Collected data entries

^^^^^^^^

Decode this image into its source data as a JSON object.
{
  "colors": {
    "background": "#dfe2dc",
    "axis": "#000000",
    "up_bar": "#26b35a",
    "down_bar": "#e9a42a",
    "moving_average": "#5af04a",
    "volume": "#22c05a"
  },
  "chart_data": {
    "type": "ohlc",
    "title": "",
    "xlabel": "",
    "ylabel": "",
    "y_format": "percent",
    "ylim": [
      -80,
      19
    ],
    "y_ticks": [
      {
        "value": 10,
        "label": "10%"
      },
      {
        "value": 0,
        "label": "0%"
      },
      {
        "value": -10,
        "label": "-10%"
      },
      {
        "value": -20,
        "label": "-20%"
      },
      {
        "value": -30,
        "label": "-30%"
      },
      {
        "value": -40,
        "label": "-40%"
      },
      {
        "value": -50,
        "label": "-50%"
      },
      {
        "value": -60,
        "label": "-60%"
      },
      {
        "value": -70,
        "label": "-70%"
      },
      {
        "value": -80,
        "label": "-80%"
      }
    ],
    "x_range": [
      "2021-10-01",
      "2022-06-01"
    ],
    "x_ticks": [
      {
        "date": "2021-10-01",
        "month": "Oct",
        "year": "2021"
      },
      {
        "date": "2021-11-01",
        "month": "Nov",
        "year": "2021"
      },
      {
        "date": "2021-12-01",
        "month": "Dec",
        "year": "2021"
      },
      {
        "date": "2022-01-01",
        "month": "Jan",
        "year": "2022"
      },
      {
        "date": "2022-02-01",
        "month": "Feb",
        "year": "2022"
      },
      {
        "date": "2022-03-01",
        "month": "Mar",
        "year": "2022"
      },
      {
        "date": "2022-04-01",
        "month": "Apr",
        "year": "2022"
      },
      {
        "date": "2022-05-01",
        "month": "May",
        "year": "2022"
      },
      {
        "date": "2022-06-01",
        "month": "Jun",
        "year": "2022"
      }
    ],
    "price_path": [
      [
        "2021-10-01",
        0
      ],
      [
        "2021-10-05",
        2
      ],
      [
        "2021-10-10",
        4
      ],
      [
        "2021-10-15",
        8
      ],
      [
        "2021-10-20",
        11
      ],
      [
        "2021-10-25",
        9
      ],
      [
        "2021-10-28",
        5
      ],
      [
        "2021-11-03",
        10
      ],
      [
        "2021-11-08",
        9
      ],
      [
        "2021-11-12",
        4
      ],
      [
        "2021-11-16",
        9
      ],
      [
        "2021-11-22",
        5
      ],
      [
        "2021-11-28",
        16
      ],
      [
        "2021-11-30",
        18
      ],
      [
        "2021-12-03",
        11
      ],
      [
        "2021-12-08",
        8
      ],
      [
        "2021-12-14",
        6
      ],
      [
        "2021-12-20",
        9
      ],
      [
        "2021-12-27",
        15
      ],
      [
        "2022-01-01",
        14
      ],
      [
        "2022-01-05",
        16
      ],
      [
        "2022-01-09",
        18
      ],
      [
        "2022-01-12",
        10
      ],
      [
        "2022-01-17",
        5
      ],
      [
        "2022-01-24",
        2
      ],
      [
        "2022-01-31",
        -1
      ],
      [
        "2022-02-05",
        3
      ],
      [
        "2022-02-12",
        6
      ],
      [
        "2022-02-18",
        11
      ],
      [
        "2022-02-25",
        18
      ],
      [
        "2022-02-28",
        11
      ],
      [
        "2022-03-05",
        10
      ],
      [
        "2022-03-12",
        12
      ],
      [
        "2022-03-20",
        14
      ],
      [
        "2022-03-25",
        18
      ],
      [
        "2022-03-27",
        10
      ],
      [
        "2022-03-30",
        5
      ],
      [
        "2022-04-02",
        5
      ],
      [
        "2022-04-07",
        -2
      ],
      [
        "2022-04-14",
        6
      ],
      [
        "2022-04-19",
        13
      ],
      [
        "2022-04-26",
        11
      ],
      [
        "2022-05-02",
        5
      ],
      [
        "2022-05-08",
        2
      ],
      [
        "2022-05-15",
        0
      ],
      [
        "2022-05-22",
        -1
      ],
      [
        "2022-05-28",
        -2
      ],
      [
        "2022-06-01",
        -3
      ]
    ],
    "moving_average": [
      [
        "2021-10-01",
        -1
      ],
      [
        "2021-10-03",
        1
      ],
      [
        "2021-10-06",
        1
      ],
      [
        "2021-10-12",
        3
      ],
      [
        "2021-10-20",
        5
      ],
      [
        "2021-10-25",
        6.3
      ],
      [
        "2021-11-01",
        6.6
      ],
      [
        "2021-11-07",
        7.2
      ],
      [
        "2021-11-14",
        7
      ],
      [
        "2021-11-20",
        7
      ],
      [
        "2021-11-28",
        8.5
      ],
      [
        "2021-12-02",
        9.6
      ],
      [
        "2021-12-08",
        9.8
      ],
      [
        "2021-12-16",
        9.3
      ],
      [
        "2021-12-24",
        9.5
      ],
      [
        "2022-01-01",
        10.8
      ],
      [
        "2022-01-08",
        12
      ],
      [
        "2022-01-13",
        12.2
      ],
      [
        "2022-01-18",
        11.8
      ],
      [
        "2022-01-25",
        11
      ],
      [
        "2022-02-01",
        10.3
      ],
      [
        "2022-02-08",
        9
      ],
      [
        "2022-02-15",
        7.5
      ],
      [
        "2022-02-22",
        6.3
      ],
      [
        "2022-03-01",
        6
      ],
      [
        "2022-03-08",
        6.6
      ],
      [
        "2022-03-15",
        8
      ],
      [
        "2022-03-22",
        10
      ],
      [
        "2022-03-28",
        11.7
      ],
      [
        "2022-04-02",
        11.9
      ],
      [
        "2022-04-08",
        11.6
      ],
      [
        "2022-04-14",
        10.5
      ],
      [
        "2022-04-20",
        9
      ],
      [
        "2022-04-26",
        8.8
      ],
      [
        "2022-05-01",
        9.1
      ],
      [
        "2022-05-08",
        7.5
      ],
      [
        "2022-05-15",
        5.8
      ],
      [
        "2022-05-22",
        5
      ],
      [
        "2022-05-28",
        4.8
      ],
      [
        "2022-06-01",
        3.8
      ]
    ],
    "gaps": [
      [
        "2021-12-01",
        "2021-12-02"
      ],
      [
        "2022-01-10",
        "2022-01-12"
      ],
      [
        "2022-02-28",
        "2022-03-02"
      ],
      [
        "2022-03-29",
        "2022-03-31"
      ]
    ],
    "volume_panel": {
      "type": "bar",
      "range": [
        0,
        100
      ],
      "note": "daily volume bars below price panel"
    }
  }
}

^^^^^^^^

Take the material above and return all of it exactly.

Written reply
Decode this image into its source data as a JSON object.
{
  "colors": {
    "background": "#dfe2dc",
    "axis": "#000000",
    "up_bar": "#26b35a",
    "down_bar": "#e9a42a",
    "moving_average": "#5af04a",
    "volume": "#22c05a"
  },
  "chart_data": {
    "type": "ohlc",
    "title": "",
    "xlabel": "",
    "ylabel": "",
    "y_format": "percent",
    "ylim": [
      -80,
      19
    ],
    "y_ticks": [
      {
        "value": 10,
        "label": "10%"
      },
      {
        "value": 0,
        "label": "0%"
      },
      {
        "value": -10,
        "label": "-10%"
      },
      {
        "value": -20,
        "label": "-20%"
      },
      {
        "value": -30,
        "label": "-30%"
      },
      {
        "value": -40,
        "label": "-40%"
      },
      {
        "value": -50,
        "label": "-50%"
      },
      {
        "value": -60,
        "label": "-60%"
      },
      {
        "value": -70,
        "label": "-70%"
      },
      {
        "value": -80,
        "label": "-80%"
      }
    ],
    "x_range": [
      "2021-10-01",
      "2022-06-01"
    ],
    "x_ticks": [
      {
        "date": "2021-10-01",
        "month": "Oct",
        "year": "2021"
      },
      {
        "date": "2021-11-01",
        "month": "Nov",
        "year": "2021"
      },
      {
        "date": "2021-12-01",
        "month": "Dec",
        "year": "2021"
      },
      {
        "date": "2022-01-01",
        "month": "Jan",
        "year": "2022"
      },
      {
        "date": "2022-02-01",
        "month": "Feb",
        "year": "2022"
      },
      {
        "date": "2022-03-01",
        "month": "Mar",
        "year": "2022"
      },
      {
        "date": "2022-04-01",
        "month": "Apr",
        "year": "2022"
      },
      {
        "date": "2022-05-01",
        "month": "May",
        "year": "2022"
      },
      {
        "date": "2022-06-01",
        "month": "Jun",
        "year": "2022"
      }
    ],
    "price_path": [
      [
        "2021-10-01",
        0
      ],
      [
        "2021-10-05",
        2
      ],
      [
        "2021-10-10",
        4
      ],
      [
        "2021-10-15",
        8
      ],
      [
        "2021-10-20",
        11
      ],
      [
        "2021-10-25",
        9
      ],
      [
        "2021-10-28",
        5
      ],
      [
        "2021-11-03",
        10
      ],
      [
        "2021-11-08",
        9
      ],
      [
        "2021-11-12",
        4
      ],
      [
        "2021-11-16",
        9
      ],
      [
        "2021-11-22",
        5
      ],
      [
        "2021-11-28",
        16
      ],
      [
        "2021-11-30",
        18
      ],
      [
        "2021-12-03",
        11
      ],
      [
        "2021-12-08",
        8
      ],
      [
        "2021-12-14",
        6
      ],
      [
        "2021-12-20",
        9
      ],
      [
        "2021-12-27",
        15
      ],
      [
        "2022-01-01",
        14
      ],
      [
        "2022-01-05",
        16
      ],
      [
        "2022-01-09",
        18
      ],
      [
        "2022-01-12",
        10
      ],
      [
        "2022-01-17",
        5
      ],
      [
        "2022-01-24",
        2
      ],
      [
        "2022-01-31",
        -1
      ],
      [
        "2022-02-05",
        3
      ],
      [
        "2022-02-12",
        6
      ],
      [
        "2022-02-18",
        11
      ],
      [
        "2022-02-25",
        18
      ],
      [
        "2022-02-28",
        11
      ],
      [
        "2022-03-05",
        10
      ],
      [
        "2022-03-12",
        12
      ],
      [
        "2022-03-20",
        14
      ],
      [
        "2022-03-25",
        18
      ],
      [
        "2022-03-27",
        10
      ],
      [
        "2022-03-30",
        5
      ],
      [
        "2022-04-02",
        5
      ],
      [
        "2022-04-07",
        -2
      ],
      [
        "2022-04-14",
        6
      ],
      [
        "2022-04-19",
        13
      ],
      [
        "2022-04-26",
        11
      ],
      [
        "2022-05-02",
        5
      ],
      [
        "2022-05-08",
        2
      ],
      [
        "2022-05-15",
        0
      ],
      [
        "2022-05-22",
        -1
      ],
      [
        "2022-05-28",
        -2
      ],
      [
        "2022-06-01",
        -3
      ]
    ],
    "moving_average": [
      [
        "2021-10-01",
        -1
      ],
      [
        "2021-10-03",
        1
      ],
      [
        "2021-10-06",
        1
      ],
      [
        "2021-10-12",
        3
      ],
      [
        "2021-10-20",
        5
      ],
      [
        "2021-10-25",
        6.3
      ],
      [
        "2021-11-01",
        6.6
      ],
      [
        "2021-11-07",
        7.2
      ],
      [
        "2021-11-14",
        7
      ],
      [
        "2021-11-20",
        7
      ],
      [
        "2021-11-28",
        8.5
      ],
      [
        "2021-12-02",
        9.6
      ],
      [
        "2021-12-08",
        9.8
      ],
      [
        "2021-12-16",
        9.3
      ],
      [
        "2021-12-24",
        9.5
      ],
      [
        "2022-01-01",
        10.8
      ],
      [
        "2022-01-08",
        12
      ],
      [
        "2022-01-13",
        12.2
      ],
      [
        "2022-01-18",
        11.8
      ],
      [
        "2022-01-25",
        11
      ],
      [
        "2022-02-01",
        10.3
      ],
      [
        "2022-02-08",
        9
      ],
      [
        "2022-02-15",
        7.5
      ],
      [
        "2022-02-22",
        6.3
      ],
      [
        "2022-03-01",
        6
      ],
      [
        "2022-03-08",
        6.6
      ],
      [
        "2022-03-15",
        8
      ],
      [
        "2022-03-22",
        10
      ],
      [
        "2022-03-28",
        11.7
      ],
      [
        "2022-04-02",
        11.9
      ],
      [
        "2022-04-08",
        11.6
      ],
      [
        "2022-04-14",
        10.5
      ],
      [
        "2022-04-20",
        9
      ],
      [
        "2022-04-26",
        8.8
      ],
      [
        "2022-05-01",
        9.1
      ],
      [
        "2022-05-08",
        7.5
      ],
      [
        "2022-05-15",
        5.8
      ],
      [
        "2022-05-22",
        5
      ],
      [
        "2022-05-28",
        4.8
      ],
      [
        "2022-06-01",
        3.8
      ]
    ],
    "gaps": [
      [
        "2021-12-01",
        "2021-12-02"
      ],
      [
        "2022-01-10",
        "2022-01-12"
      ],
      [
        "2022-02-28",
        "2022-03-02"
      ],
      [
        "2022-03-29",
        "2022-03-31"
      ]
    ],
    "volume_panel": {
      "type": "bar",
      "range": [
        0,
        100
      ],
      "note": "daily volume bars below price panel"
    }
  }
}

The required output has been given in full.